Work required – Exactly as they appear, output all of the records. Skip any images.

Material –
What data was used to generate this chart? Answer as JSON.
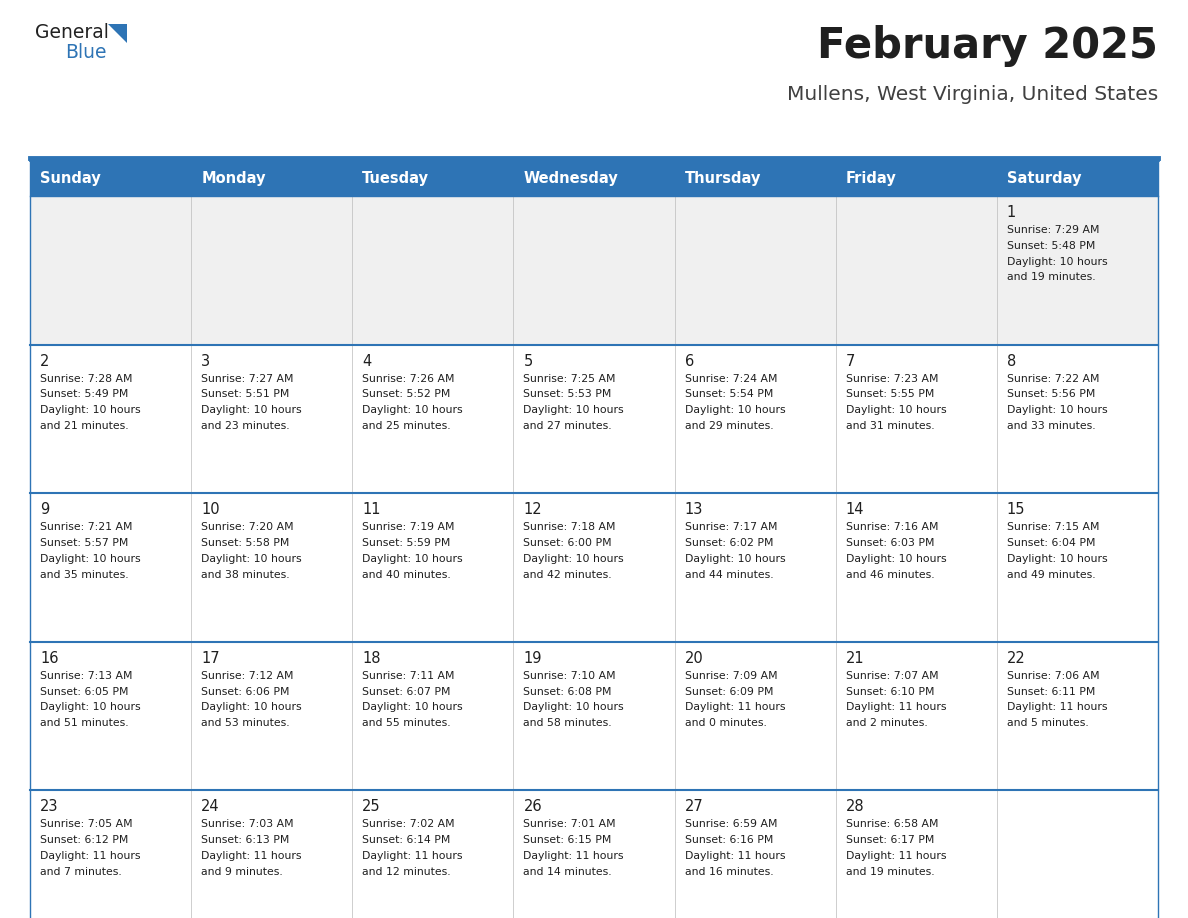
{
  "title": "February 2025",
  "subtitle": "Mullens, West Virginia, United States",
  "header_bg": "#2E74B5",
  "header_text_color": "#FFFFFF",
  "cell_bg_white": "#FFFFFF",
  "cell_bg_gray": "#F0F0F0",
  "border_color": "#2E74B5",
  "day_headers": [
    "Sunday",
    "Monday",
    "Tuesday",
    "Wednesday",
    "Thursday",
    "Friday",
    "Saturday"
  ],
  "title_color": "#1F1F1F",
  "subtitle_color": "#404040",
  "days": [
    {
      "date": 1,
      "col": 6,
      "row": 0,
      "sunrise": "7:29 AM",
      "sunset": "5:48 PM",
      "daylight_h": "10 hours",
      "daylight_m": "and 19 minutes."
    },
    {
      "date": 2,
      "col": 0,
      "row": 1,
      "sunrise": "7:28 AM",
      "sunset": "5:49 PM",
      "daylight_h": "10 hours",
      "daylight_m": "and 21 minutes."
    },
    {
      "date": 3,
      "col": 1,
      "row": 1,
      "sunrise": "7:27 AM",
      "sunset": "5:51 PM",
      "daylight_h": "10 hours",
      "daylight_m": "and 23 minutes."
    },
    {
      "date": 4,
      "col": 2,
      "row": 1,
      "sunrise": "7:26 AM",
      "sunset": "5:52 PM",
      "daylight_h": "10 hours",
      "daylight_m": "and 25 minutes."
    },
    {
      "date": 5,
      "col": 3,
      "row": 1,
      "sunrise": "7:25 AM",
      "sunset": "5:53 PM",
      "daylight_h": "10 hours",
      "daylight_m": "and 27 minutes."
    },
    {
      "date": 6,
      "col": 4,
      "row": 1,
      "sunrise": "7:24 AM",
      "sunset": "5:54 PM",
      "daylight_h": "10 hours",
      "daylight_m": "and 29 minutes."
    },
    {
      "date": 7,
      "col": 5,
      "row": 1,
      "sunrise": "7:23 AM",
      "sunset": "5:55 PM",
      "daylight_h": "10 hours",
      "daylight_m": "and 31 minutes."
    },
    {
      "date": 8,
      "col": 6,
      "row": 1,
      "sunrise": "7:22 AM",
      "sunset": "5:56 PM",
      "daylight_h": "10 hours",
      "daylight_m": "and 33 minutes."
    },
    {
      "date": 9,
      "col": 0,
      "row": 2,
      "sunrise": "7:21 AM",
      "sunset": "5:57 PM",
      "daylight_h": "10 hours",
      "daylight_m": "and 35 minutes."
    },
    {
      "date": 10,
      "col": 1,
      "row": 2,
      "sunrise": "7:20 AM",
      "sunset": "5:58 PM",
      "daylight_h": "10 hours",
      "daylight_m": "and 38 minutes."
    },
    {
      "date": 11,
      "col": 2,
      "row": 2,
      "sunrise": "7:19 AM",
      "sunset": "5:59 PM",
      "daylight_h": "10 hours",
      "daylight_m": "and 40 minutes."
    },
    {
      "date": 12,
      "col": 3,
      "row": 2,
      "sunrise": "7:18 AM",
      "sunset": "6:00 PM",
      "daylight_h": "10 hours",
      "daylight_m": "and 42 minutes."
    },
    {
      "date": 13,
      "col": 4,
      "row": 2,
      "sunrise": "7:17 AM",
      "sunset": "6:02 PM",
      "daylight_h": "10 hours",
      "daylight_m": "and 44 minutes."
    },
    {
      "date": 14,
      "col": 5,
      "row": 2,
      "sunrise": "7:16 AM",
      "sunset": "6:03 PM",
      "daylight_h": "10 hours",
      "daylight_m": "and 46 minutes."
    },
    {
      "date": 15,
      "col": 6,
      "row": 2,
      "sunrise": "7:15 AM",
      "sunset": "6:04 PM",
      "daylight_h": "10 hours",
      "daylight_m": "and 49 minutes."
    },
    {
      "date": 16,
      "col": 0,
      "row": 3,
      "sunrise": "7:13 AM",
      "sunset": "6:05 PM",
      "daylight_h": "10 hours",
      "daylight_m": "and 51 minutes."
    },
    {
      "date": 17,
      "col": 1,
      "row": 3,
      "sunrise": "7:12 AM",
      "sunset": "6:06 PM",
      "daylight_h": "10 hours",
      "daylight_m": "and 53 minutes."
    },
    {
      "date": 18,
      "col": 2,
      "row": 3,
      "sunrise": "7:11 AM",
      "sunset": "6:07 PM",
      "daylight_h": "10 hours",
      "daylight_m": "and 55 minutes."
    },
    {
      "date": 19,
      "col": 3,
      "row": 3,
      "sunrise": "7:10 AM",
      "sunset": "6:08 PM",
      "daylight_h": "10 hours",
      "daylight_m": "and 58 minutes."
    },
    {
      "date": 20,
      "col": 4,
      "row": 3,
      "sunrise": "7:09 AM",
      "sunset": "6:09 PM",
      "daylight_h": "11 hours",
      "daylight_m": "and 0 minutes."
    },
    {
      "date": 21,
      "col": 5,
      "row": 3,
      "sunrise": "7:07 AM",
      "sunset": "6:10 PM",
      "daylight_h": "11 hours",
      "daylight_m": "and 2 minutes."
    },
    {
      "date": 22,
      "col": 6,
      "row": 3,
      "sunrise": "7:06 AM",
      "sunset": "6:11 PM",
      "daylight_h": "11 hours",
      "daylight_m": "and 5 minutes."
    },
    {
      "date": 23,
      "col": 0,
      "row": 4,
      "sunrise": "7:05 AM",
      "sunset": "6:12 PM",
      "daylight_h": "11 hours",
      "daylight_m": "and 7 minutes."
    },
    {
      "date": 24,
      "col": 1,
      "row": 4,
      "sunrise": "7:03 AM",
      "sunset": "6:13 PM",
      "daylight_h": "11 hours",
      "daylight_m": "and 9 minutes."
    },
    {
      "date": 25,
      "col": 2,
      "row": 4,
      "sunrise": "7:02 AM",
      "sunset": "6:14 PM",
      "daylight_h": "11 hours",
      "daylight_m": "and 12 minutes."
    },
    {
      "date": 26,
      "col": 3,
      "row": 4,
      "sunrise": "7:01 AM",
      "sunset": "6:15 PM",
      "daylight_h": "11 hours",
      "daylight_m": "and 14 minutes."
    },
    {
      "date": 27,
      "col": 4,
      "row": 4,
      "sunrise": "6:59 AM",
      "sunset": "6:16 PM",
      "daylight_h": "11 hours",
      "daylight_m": "and 16 minutes."
    },
    {
      "date": 28,
      "col": 5,
      "row": 4,
      "sunrise": "6:58 AM",
      "sunset": "6:17 PM",
      "daylight_h": "11 hours",
      "daylight_m": "and 19 minutes."
    }
  ],
  "num_rows": 5,
  "logo_general_color": "#222222",
  "logo_blue_color": "#2E74B5"
}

Result of the exercise –
What data was used to generate this chart? Answer as JSON.
{
  "title": "February 2025",
  "subtitle": "Mullens, West Virginia, United States",
  "header_bg": "#2E74B5",
  "header_text_color": "#FFFFFF",
  "cell_bg_white": "#FFFFFF",
  "cell_bg_gray": "#F0F0F0",
  "border_color": "#2E74B5",
  "day_headers": [
    "Sunday",
    "Monday",
    "Tuesday",
    "Wednesday",
    "Thursday",
    "Friday",
    "Saturday"
  ],
  "title_color": "#1F1F1F",
  "subtitle_color": "#404040",
  "days": [
    {
      "date": 1,
      "col": 6,
      "row": 0,
      "sunrise": "7:29 AM",
      "sunset": "5:48 PM",
      "daylight_h": "10 hours",
      "daylight_m": "and 19 minutes."
    },
    {
      "date": 2,
      "col": 0,
      "row": 1,
      "sunrise": "7:28 AM",
      "sunset": "5:49 PM",
      "daylight_h": "10 hours",
      "daylight_m": "and 21 minutes."
    },
    {
      "date": 3,
      "col": 1,
      "row": 1,
      "sunrise": "7:27 AM",
      "sunset": "5:51 PM",
      "daylight_h": "10 hours",
      "daylight_m": "and 23 minutes."
    },
    {
      "date": 4,
      "col": 2,
      "row": 1,
      "sunrise": "7:26 AM",
      "sunset": "5:52 PM",
      "daylight_h": "10 hours",
      "daylight_m": "and 25 minutes."
    },
    {
      "date": 5,
      "col": 3,
      "row": 1,
      "sunrise": "7:25 AM",
      "sunset": "5:53 PM",
      "daylight_h": "10 hours",
      "daylight_m": "and 27 minutes."
    },
    {
      "date": 6,
      "col": 4,
      "row": 1,
      "sunrise": "7:24 AM",
      "sunset": "5:54 PM",
      "daylight_h": "10 hours",
      "daylight_m": "and 29 minutes."
    },
    {
      "date": 7,
      "col": 5,
      "row": 1,
      "sunrise": "7:23 AM",
      "sunset": "5:55 PM",
      "daylight_h": "10 hours",
      "daylight_m": "and 31 minutes."
    },
    {
      "date": 8,
      "col": 6,
      "row": 1,
      "sunrise": "7:22 AM",
      "sunset": "5:56 PM",
      "daylight_h": "10 hours",
      "daylight_m": "and 33 minutes."
    },
    {
      "date": 9,
      "col": 0,
      "row": 2,
      "sunrise": "7:21 AM",
      "sunset": "5:57 PM",
      "daylight_h": "10 hours",
      "daylight_m": "and 35 minutes."
    },
    {
      "date": 10,
      "col": 1,
      "row": 2,
      "sunrise": "7:20 AM",
      "sunset": "5:58 PM",
      "daylight_h": "10 hours",
      "daylight_m": "and 38 minutes."
    },
    {
      "date": 11,
      "col": 2,
      "row": 2,
      "sunrise": "7:19 AM",
      "sunset": "5:59 PM",
      "daylight_h": "10 hours",
      "daylight_m": "and 40 minutes."
    },
    {
      "date": 12,
      "col": 3,
      "row": 2,
      "sunrise": "7:18 AM",
      "sunset": "6:00 PM",
      "daylight_h": "10 hours",
      "daylight_m": "and 42 minutes."
    },
    {
      "date": 13,
      "col": 4,
      "row": 2,
      "sunrise": "7:17 AM",
      "sunset": "6:02 PM",
      "daylight_h": "10 hours",
      "daylight_m": "and 44 minutes."
    },
    {
      "date": 14,
      "col": 5,
      "row": 2,
      "sunrise": "7:16 AM",
      "sunset": "6:03 PM",
      "daylight_h": "10 hours",
      "daylight_m": "and 46 minutes."
    },
    {
      "date": 15,
      "col": 6,
      "row": 2,
      "sunrise": "7:15 AM",
      "sunset": "6:04 PM",
      "daylight_h": "10 hours",
      "daylight_m": "and 49 minutes."
    },
    {
      "date": 16,
      "col": 0,
      "row": 3,
      "sunrise": "7:13 AM",
      "sunset": "6:05 PM",
      "daylight_h": "10 hours",
      "daylight_m": "and 51 minutes."
    },
    {
      "date": 17,
      "col": 1,
      "row": 3,
      "sunrise": "7:12 AM",
      "sunset": "6:06 PM",
      "daylight_h": "10 hours",
      "daylight_m": "and 53 minutes."
    },
    {
      "date": 18,
      "col": 2,
      "row": 3,
      "sunrise": "7:11 AM",
      "sunset": "6:07 PM",
      "daylight_h": "10 hours",
      "daylight_m": "and 55 minutes."
    },
    {
      "date": 19,
      "col": 3,
      "row": 3,
      "sunrise": "7:10 AM",
      "sunset": "6:08 PM",
      "daylight_h": "10 hours",
      "daylight_m": "and 58 minutes."
    },
    {
      "date": 20,
      "col": 4,
      "row": 3,
      "sunrise": "7:09 AM",
      "sunset": "6:09 PM",
      "daylight_h": "11 hours",
      "daylight_m": "and 0 minutes."
    },
    {
      "date": 21,
      "col": 5,
      "row": 3,
      "sunrise": "7:07 AM",
      "sunset": "6:10 PM",
      "daylight_h": "11 hours",
      "daylight_m": "and 2 minutes."
    },
    {
      "date": 22,
      "col": 6,
      "row": 3,
      "sunrise": "7:06 AM",
      "sunset": "6:11 PM",
      "daylight_h": "11 hours",
      "daylight_m": "and 5 minutes."
    },
    {
      "date": 23,
      "col": 0,
      "row": 4,
      "sunrise": "7:05 AM",
      "sunset": "6:12 PM",
      "daylight_h": "11 hours",
      "daylight_m": "and 7 minutes."
    },
    {
      "date": 24,
      "col": 1,
      "row": 4,
      "sunrise": "7:03 AM",
      "sunset": "6:13 PM",
      "daylight_h": "11 hours",
      "daylight_m": "and 9 minutes."
    },
    {
      "date": 25,
      "col": 2,
      "row": 4,
      "sunrise": "7:02 AM",
      "sunset": "6:14 PM",
      "daylight_h": "11 hours",
      "daylight_m": "and 12 minutes."
    },
    {
      "date": 26,
      "col": 3,
      "row": 4,
      "sunrise": "7:01 AM",
      "sunset": "6:15 PM",
      "daylight_h": "11 hours",
      "daylight_m": "and 14 minutes."
    },
    {
      "date": 27,
      "col": 4,
      "row": 4,
      "sunrise": "6:59 AM",
      "sunset": "6:16 PM",
      "daylight_h": "11 hours",
      "daylight_m": "and 16 minutes."
    },
    {
      "date": 28,
      "col": 5,
      "row": 4,
      "sunrise": "6:58 AM",
      "sunset": "6:17 PM",
      "daylight_h": "11 hours",
      "daylight_m": "and 19 minutes."
    }
  ],
  "num_rows": 5,
  "logo_general_color": "#222222",
  "logo_blue_color": "#2E74B5"
}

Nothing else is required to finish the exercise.